• [Written request]:
Transcribe the listing verbatim. Do not carry over any pictures.

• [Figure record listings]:
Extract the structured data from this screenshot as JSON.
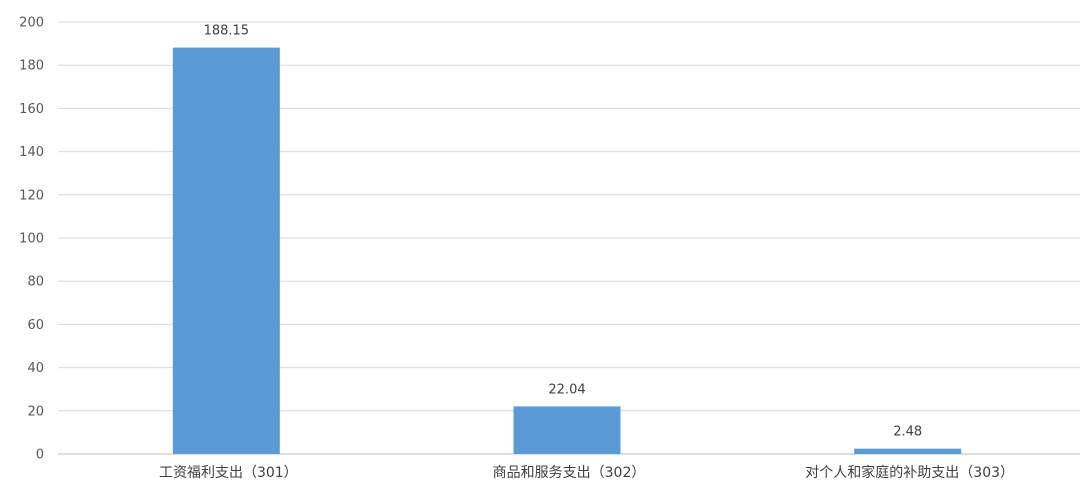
{
  "chart_data": {
    "type": "bar",
    "title": "",
    "xlabel": "",
    "ylabel": "",
    "categories": [
      "工资福利支出（301）",
      "商品和服务支出（302）",
      "对个人和家庭的补助支出（303）"
    ],
    "values": [
      188.15,
      22.04,
      2.48
    ],
    "data_labels": [
      "188.15",
      "22.04",
      "2.48"
    ],
    "ylim": [
      0,
      200
    ],
    "yticks": [
      "0",
      "20",
      "40",
      "60",
      "80",
      "100",
      "120",
      "140",
      "160",
      "180",
      "200"
    ],
    "grid": true,
    "legend": "none",
    "bar_color": "#5b9bd5",
    "grid_color": "#d9d9d9"
  }
}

• [Result below]:
Extract the structured data from this screenshot as JSON.
{
  "chart_data": {
    "type": "bar",
    "title": "",
    "xlabel": "",
    "ylabel": "",
    "categories": [
      "工资福利支出（301）",
      "商品和服务支出（302）",
      "对个人和家庭的补助支出（303）"
    ],
    "values": [
      188.15,
      22.04,
      2.48
    ],
    "data_labels": [
      "188.15",
      "22.04",
      "2.48"
    ],
    "ylim": [
      0,
      200
    ],
    "yticks": [
      "0",
      "20",
      "40",
      "60",
      "80",
      "100",
      "120",
      "140",
      "160",
      "180",
      "200"
    ],
    "grid": true,
    "legend": "none",
    "bar_color": "#5b9bd5",
    "grid_color": "#d9d9d9"
  }
}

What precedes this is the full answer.